▼
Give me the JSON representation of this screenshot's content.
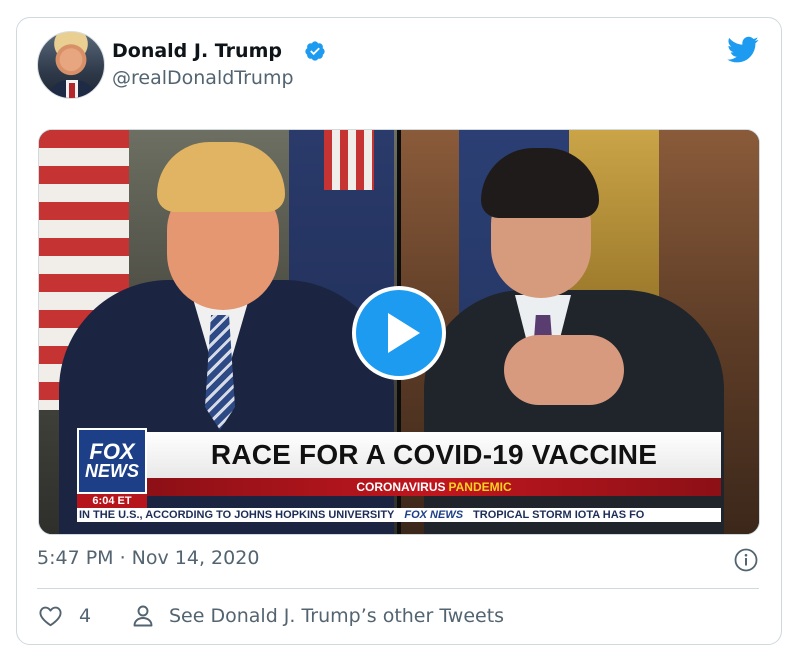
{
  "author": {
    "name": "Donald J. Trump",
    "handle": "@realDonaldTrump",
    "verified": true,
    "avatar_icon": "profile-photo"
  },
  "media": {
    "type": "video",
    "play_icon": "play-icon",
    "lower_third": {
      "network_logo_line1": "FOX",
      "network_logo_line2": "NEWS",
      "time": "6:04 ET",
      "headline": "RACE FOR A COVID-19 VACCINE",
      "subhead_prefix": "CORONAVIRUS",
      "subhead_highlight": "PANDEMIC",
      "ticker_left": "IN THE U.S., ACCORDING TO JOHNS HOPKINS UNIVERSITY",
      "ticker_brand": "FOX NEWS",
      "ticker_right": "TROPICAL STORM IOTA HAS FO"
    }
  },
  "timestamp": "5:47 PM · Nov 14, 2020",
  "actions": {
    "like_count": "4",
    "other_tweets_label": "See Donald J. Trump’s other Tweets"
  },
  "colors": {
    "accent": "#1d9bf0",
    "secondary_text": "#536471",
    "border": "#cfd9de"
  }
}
▲
▼
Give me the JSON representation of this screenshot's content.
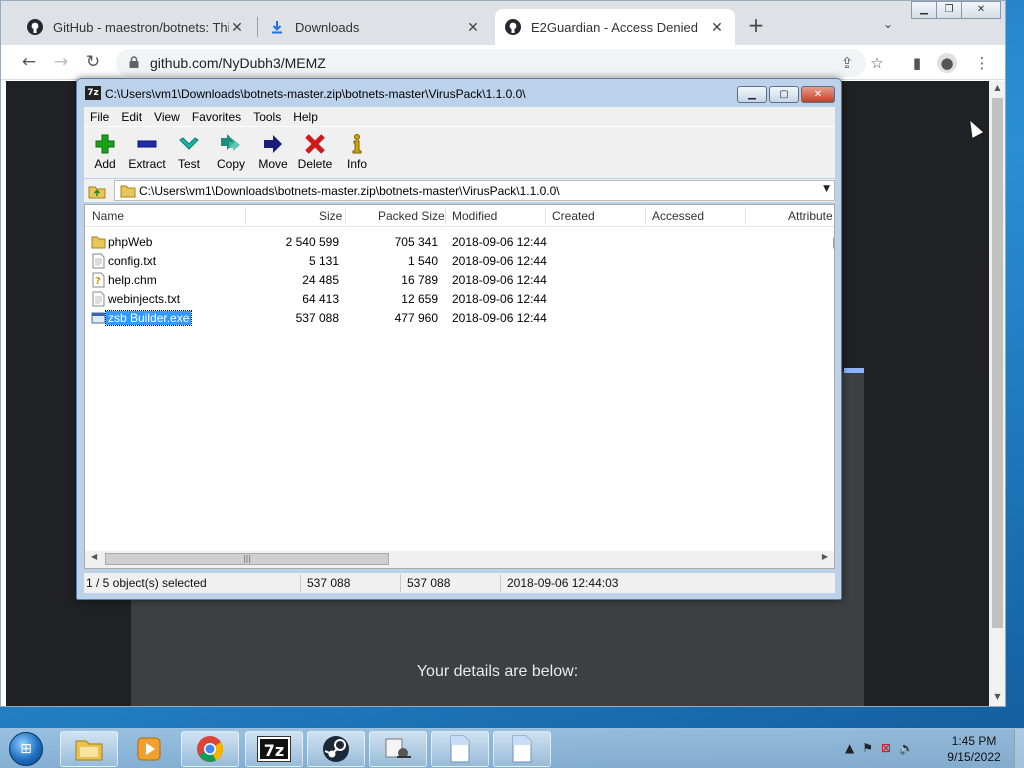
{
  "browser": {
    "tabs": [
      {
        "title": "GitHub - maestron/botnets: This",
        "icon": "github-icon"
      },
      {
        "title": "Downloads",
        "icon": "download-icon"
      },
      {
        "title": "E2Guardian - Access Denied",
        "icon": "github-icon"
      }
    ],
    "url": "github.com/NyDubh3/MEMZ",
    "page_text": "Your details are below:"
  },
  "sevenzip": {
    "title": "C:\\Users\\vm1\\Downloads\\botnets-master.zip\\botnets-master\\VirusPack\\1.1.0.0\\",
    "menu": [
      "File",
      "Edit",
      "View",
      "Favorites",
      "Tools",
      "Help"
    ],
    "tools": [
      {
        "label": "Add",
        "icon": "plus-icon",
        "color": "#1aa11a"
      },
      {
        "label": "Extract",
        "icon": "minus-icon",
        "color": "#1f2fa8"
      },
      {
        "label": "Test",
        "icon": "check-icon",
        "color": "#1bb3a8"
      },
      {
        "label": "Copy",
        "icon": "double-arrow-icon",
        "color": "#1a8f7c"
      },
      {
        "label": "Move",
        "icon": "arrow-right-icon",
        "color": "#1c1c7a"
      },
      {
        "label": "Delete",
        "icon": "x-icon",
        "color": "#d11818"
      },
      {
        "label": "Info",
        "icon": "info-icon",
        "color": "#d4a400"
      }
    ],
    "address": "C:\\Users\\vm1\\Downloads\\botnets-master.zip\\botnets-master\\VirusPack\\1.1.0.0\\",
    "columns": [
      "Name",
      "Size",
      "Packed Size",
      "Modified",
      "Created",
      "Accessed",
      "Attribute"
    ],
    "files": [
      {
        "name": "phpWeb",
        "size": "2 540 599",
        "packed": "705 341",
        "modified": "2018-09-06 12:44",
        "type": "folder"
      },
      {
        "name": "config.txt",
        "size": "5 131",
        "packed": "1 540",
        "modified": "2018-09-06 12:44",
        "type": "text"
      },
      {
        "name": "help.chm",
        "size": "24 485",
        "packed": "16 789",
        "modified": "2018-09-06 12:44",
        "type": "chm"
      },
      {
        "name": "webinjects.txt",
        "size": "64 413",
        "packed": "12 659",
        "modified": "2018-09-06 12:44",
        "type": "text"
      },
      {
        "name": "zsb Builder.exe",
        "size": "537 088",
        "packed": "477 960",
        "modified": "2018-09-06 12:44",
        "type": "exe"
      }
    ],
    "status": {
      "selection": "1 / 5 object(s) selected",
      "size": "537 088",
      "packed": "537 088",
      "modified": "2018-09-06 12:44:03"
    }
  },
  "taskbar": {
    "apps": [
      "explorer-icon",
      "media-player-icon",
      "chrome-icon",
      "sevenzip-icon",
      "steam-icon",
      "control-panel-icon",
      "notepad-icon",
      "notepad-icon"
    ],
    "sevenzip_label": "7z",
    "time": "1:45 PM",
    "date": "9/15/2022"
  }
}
▲
Task prompt -
Please work out how many lines in the data include "NEWS"; write that number only.

Response for this exercise -
2